## OBJECTIVE
In the material below, list every line carrying the string "ERAI".

○ ○ ○ ○ ○ ○ ○

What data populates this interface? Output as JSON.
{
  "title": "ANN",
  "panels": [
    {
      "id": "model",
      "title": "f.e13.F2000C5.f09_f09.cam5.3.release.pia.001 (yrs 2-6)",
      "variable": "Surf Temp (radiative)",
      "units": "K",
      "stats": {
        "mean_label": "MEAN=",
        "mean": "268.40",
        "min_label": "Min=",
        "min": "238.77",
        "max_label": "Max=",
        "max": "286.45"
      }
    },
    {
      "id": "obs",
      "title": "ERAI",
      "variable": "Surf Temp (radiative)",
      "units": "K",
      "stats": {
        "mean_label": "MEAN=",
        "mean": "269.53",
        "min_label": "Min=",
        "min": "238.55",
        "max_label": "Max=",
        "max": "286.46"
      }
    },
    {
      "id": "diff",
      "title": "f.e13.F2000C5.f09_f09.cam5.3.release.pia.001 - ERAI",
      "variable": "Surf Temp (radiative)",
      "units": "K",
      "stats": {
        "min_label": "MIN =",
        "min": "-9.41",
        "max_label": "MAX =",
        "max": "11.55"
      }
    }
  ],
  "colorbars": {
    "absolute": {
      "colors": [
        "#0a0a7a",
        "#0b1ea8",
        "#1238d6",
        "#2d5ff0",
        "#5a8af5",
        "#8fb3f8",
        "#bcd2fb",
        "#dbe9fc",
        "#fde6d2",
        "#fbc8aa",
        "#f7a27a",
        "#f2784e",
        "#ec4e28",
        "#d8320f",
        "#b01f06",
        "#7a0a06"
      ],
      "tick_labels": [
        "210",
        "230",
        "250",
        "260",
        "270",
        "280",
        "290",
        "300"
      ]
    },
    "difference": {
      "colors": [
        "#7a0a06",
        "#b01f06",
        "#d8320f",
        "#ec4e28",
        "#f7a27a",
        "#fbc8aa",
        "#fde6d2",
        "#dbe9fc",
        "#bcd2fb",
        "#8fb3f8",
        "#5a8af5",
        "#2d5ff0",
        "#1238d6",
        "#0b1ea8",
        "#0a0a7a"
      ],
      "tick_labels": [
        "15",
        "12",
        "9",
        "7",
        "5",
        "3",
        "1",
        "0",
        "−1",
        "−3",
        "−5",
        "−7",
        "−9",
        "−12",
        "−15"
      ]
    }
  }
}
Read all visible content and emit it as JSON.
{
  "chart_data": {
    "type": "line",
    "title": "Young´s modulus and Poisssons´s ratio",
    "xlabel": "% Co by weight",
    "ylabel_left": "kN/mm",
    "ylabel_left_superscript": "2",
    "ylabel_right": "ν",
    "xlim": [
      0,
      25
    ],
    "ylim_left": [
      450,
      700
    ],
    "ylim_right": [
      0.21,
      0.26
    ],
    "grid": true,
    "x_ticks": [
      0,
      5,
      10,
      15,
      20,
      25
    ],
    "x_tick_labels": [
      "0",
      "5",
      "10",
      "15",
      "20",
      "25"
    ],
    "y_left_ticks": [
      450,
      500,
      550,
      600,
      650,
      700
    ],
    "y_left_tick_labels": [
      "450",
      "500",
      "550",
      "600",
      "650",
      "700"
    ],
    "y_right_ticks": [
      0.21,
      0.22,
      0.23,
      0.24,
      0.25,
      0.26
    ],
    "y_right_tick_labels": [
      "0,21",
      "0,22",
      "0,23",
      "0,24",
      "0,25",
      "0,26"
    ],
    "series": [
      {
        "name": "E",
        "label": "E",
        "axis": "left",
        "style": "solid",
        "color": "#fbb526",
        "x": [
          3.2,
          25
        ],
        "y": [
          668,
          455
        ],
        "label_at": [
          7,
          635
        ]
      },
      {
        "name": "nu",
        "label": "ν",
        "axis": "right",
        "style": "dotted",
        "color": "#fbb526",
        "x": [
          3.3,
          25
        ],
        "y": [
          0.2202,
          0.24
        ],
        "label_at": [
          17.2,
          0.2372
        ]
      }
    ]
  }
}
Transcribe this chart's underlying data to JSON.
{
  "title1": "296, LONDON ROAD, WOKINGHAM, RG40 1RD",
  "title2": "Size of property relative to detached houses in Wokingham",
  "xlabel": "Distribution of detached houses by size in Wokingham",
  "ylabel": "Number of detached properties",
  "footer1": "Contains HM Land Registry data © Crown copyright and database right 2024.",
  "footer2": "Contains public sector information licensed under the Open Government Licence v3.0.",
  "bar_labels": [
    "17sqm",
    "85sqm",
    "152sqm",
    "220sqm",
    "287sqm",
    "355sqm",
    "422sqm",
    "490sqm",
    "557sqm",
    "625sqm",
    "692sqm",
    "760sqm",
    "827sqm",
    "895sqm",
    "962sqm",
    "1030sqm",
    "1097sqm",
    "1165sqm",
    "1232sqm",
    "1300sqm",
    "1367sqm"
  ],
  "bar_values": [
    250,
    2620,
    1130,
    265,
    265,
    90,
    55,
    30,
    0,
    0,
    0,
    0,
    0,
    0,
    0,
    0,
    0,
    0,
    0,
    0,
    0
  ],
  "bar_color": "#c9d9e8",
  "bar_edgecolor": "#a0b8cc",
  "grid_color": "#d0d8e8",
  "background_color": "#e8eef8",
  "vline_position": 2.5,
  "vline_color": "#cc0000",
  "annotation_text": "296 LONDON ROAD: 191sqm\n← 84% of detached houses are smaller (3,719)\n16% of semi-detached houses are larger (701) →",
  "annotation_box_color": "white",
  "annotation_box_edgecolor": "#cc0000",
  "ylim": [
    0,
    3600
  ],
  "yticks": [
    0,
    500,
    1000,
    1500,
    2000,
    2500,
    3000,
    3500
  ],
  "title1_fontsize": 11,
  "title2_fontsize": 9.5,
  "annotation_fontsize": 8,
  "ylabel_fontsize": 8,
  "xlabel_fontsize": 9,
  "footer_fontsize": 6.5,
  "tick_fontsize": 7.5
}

○ ○ ○ ○ ○ ○ ○

## EXERCISE ANSWER
      "title": "ERAI",
      "title": "f.e13.F2000C5.f09_f09.cam5.3.release.pia.001 - ERAI",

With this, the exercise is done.